§ **TASK INSTRUCTIONS**:
Repeat the material below exactly, line for line.
────────
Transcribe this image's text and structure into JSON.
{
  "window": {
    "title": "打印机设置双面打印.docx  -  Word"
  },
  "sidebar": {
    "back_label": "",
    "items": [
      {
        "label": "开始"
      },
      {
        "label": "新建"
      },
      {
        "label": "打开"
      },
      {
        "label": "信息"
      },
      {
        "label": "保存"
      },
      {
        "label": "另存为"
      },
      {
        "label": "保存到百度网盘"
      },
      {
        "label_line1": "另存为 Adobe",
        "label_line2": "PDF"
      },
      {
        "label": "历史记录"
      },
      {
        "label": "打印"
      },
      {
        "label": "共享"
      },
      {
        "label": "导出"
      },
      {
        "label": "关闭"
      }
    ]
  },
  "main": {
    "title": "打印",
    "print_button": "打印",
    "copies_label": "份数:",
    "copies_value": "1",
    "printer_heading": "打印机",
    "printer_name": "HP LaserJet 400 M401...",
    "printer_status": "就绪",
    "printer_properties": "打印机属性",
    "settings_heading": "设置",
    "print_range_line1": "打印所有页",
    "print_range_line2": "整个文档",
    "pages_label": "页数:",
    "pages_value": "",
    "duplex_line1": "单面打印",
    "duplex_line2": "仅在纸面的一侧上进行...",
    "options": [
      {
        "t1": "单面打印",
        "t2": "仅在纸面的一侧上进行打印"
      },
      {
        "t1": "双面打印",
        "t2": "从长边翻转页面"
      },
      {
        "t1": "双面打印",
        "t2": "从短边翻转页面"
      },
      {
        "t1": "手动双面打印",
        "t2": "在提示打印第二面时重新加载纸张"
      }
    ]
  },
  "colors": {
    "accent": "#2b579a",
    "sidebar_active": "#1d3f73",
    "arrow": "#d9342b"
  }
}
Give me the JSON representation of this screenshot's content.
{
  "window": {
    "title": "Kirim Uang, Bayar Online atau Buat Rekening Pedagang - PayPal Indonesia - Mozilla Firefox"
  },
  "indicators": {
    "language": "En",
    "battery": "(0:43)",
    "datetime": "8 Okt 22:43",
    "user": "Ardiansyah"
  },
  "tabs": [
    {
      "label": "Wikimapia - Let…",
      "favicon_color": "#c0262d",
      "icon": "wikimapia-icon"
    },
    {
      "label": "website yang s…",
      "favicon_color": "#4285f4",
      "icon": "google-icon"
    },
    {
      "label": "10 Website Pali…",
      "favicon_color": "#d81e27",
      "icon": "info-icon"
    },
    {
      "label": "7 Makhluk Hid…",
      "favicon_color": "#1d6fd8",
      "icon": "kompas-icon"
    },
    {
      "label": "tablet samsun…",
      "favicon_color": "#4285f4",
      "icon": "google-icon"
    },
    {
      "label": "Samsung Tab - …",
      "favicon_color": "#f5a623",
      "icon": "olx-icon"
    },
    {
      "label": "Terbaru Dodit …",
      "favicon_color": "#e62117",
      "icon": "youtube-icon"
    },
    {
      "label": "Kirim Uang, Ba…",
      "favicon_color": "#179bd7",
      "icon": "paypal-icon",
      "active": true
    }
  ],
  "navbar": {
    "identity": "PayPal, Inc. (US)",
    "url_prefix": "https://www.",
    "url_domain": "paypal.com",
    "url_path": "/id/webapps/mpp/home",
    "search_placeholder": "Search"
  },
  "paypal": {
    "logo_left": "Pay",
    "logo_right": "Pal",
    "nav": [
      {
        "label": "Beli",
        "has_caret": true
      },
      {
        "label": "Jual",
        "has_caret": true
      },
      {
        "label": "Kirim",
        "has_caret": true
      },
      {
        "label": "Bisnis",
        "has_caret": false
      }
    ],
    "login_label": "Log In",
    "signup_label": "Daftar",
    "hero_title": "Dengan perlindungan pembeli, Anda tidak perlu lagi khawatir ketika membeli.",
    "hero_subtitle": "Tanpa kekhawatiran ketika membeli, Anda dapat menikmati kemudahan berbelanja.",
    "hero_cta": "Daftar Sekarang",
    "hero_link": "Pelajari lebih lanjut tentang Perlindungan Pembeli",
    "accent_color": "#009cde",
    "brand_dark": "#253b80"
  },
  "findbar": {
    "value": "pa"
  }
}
────────
§ **RESPONSE BELOW**:
Transcribe this image's text and structure into JSON.
{
  "window": {
    "title": "打印机设置双面打印.docx  -  Word"
  },
  "sidebar": {
    "back_label": "",
    "items": [
      {
        "label": "开始"
      },
      {
        "label": "新建"
      },
      {
        "label": "打开"
      },
      {
        "label": "信息"
      },
      {
        "label": "保存"
      },
      {
        "label": "另存为"
      },
      {
        "label": "保存到百度网盘"
      },
      {
        "label_line1": "另存为 Adobe",
        "label_line2": "PDF"
      },
      {
        "label": "历史记录"
      },
      {
        "label": "打印"
      },
      {
        "label": "共享"
      },
      {
        "label": "导出"
      },
      {
        "label": "关闭"
      }
    ]
  },
  "main": {
    "title": "打印",
    "print_button": "打印",
    "copies_label": "份数:",
    "copies_value": "1",
    "printer_heading": "打印机",
    "printer_name": "HP LaserJet 400 M401...",
    "printer_status": "就绪",
    "printer_properties": "打印机属性",
    "settings_heading": "设置",
    "print_range_line1": "打印所有页",
    "print_range_line2": "整个文档",
    "pages_label": "页数:",
    "pages_value": "",
    "duplex_line1": "单面打印",
    "duplex_line2": "仅在纸面的一侧上进行...",
    "options": [
      {
        "t1": "单面打印",
        "t2": "仅在纸面的一侧上进行打印"
      },
      {
        "t1": "双面打印",
        "t2": "从长边翻转页面"
      },
      {
        "t1": "双面打印",
        "t2": "从短边翻转页面"
      },
      {
        "t1": "手动双面打印",
        "t2": "在提示打印第二面时重新加载纸张"
      }
    ]
  },
  "colors": {
    "accent": "#2b579a",
    "sidebar_active": "#1d3f73",
    "arrow": "#d9342b"
  }
}
Give me the JSON representation of this screenshot's content.
{
  "window": {
    "title": "Kirim Uang, Bayar Online atau Buat Rekening Pedagang - PayPal Indonesia - Mozilla Firefox"
  },
  "indicators": {
    "language": "En",
    "battery": "(0:43)",
    "datetime": "8 Okt 22:43",
    "user": "Ardiansyah"
  },
  "tabs": [
    {
      "label": "Wikimapia - Let…",
      "favicon_color": "#c0262d",
      "icon": "wikimapia-icon"
    },
    {
      "label": "website yang s…",
      "favicon_color": "#4285f4",
      "icon": "google-icon"
    },
    {
      "label": "10 Website Pali…",
      "favicon_color": "#d81e27",
      "icon": "info-icon"
    },
    {
      "label": "7 Makhluk Hid…",
      "favicon_color": "#1d6fd8",
      "icon": "kompas-icon"
    },
    {
      "label": "tablet samsun…",
      "favicon_color": "#4285f4",
      "icon": "google-icon"
    },
    {
      "label": "Samsung Tab - …",
      "favicon_color": "#f5a623",
      "icon": "olx-icon"
    },
    {
      "label": "Terbaru Dodit …",
      "favicon_color": "#e62117",
      "icon": "youtube-icon"
    },
    {
      "label": "Kirim Uang, Ba…",
      "favicon_color": "#179bd7",
      "icon": "paypal-icon",
      "active": true
    }
  ],
  "navbar": {
    "identity": "PayPal, Inc. (US)",
    "url_prefix": "https://www.",
    "url_domain": "paypal.com",
    "url_path": "/id/webapps/mpp/home",
    "search_placeholder": "Search"
  },
  "paypal": {
    "logo_left": "Pay",
    "logo_right": "Pal",
    "nav": [
      {
        "label": "Beli",
        "has_caret": true
      },
      {
        "label": "Jual",
        "has_caret": true
      },
      {
        "label": "Kirim",
        "has_caret": true
      },
      {
        "label": "Bisnis",
        "has_caret": false
      }
    ],
    "login_label": "Log In",
    "signup_label": "Daftar",
    "hero_title": "Dengan perlindungan pembeli, Anda tidak perlu lagi khawatir ketika membeli.",
    "hero_subtitle": "Tanpa kekhawatiran ketika membeli, Anda dapat menikmati kemudahan berbelanja.",
    "hero_cta": "Daftar Sekarang",
    "hero_link": "Pelajari lebih lanjut tentang Perlindungan Pembeli",
    "accent_color": "#009cde",
    "brand_dark": "#253b80"
  },
  "findbar": {
    "value": "pa"
  }
}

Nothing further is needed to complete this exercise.